Data items
═══

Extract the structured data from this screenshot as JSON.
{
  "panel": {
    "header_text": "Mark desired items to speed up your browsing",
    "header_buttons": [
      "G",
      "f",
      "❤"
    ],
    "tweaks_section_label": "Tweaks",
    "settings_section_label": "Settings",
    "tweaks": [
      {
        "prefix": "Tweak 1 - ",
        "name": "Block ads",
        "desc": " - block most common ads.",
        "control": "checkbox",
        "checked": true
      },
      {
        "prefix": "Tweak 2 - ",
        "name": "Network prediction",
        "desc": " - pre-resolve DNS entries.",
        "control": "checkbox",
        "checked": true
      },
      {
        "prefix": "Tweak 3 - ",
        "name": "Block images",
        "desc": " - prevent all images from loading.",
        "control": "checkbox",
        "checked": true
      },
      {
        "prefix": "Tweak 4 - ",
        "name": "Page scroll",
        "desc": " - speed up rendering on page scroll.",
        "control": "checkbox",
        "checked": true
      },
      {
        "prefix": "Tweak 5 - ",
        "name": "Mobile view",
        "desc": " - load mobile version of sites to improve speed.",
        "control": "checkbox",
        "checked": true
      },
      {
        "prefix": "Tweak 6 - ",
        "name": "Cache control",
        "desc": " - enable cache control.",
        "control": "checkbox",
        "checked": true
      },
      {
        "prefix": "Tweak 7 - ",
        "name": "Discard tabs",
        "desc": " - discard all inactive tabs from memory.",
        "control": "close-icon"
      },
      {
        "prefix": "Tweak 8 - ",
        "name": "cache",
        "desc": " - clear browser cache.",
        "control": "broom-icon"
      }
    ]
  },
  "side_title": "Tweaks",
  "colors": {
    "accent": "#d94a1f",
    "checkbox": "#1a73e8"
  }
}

═══

Return all the data exactly as given.

* [Final result]
Extract the structured data from this screenshot as JSON.
{
  "panel": {
    "header_text": "Mark desired items to speed up your browsing",
    "header_buttons": [
      "G",
      "f",
      "❤"
    ],
    "tweaks_section_label": "Tweaks",
    "settings_section_label": "Settings",
    "tweaks": [
      {
        "prefix": "Tweak 1 - ",
        "name": "Block ads",
        "desc": " - block most common ads.",
        "control": "checkbox",
        "checked": true
      },
      {
        "prefix": "Tweak 2 - ",
        "name": "Network prediction",
        "desc": " - pre-resolve DNS entries.",
        "control": "checkbox",
        "checked": true
      },
      {
        "prefix": "Tweak 3 - ",
        "name": "Block images",
        "desc": " - prevent all images from loading.",
        "control": "checkbox",
        "checked": true
      },
      {
        "prefix": "Tweak 4 - ",
        "name": "Page scroll",
        "desc": " - speed up rendering on page scroll.",
        "control": "checkbox",
        "checked": true
      },
      {
        "prefix": "Tweak 5 - ",
        "name": "Mobile view",
        "desc": " - load mobile version of sites to improve speed.",
        "control": "checkbox",
        "checked": true
      },
      {
        "prefix": "Tweak 6 - ",
        "name": "Cache control",
        "desc": " - enable cache control.",
        "control": "checkbox",
        "checked": true
      },
      {
        "prefix": "Tweak 7 - ",
        "name": "Discard tabs",
        "desc": " - discard all inactive tabs from memory.",
        "control": "close-icon"
      },
      {
        "prefix": "Tweak 8 - ",
        "name": "cache",
        "desc": " - clear browser cache.",
        "control": "broom-icon"
      }
    ]
  },
  "side_title": "Tweaks",
  "colors": {
    "accent": "#d94a1f",
    "checkbox": "#1a73e8"
  }
}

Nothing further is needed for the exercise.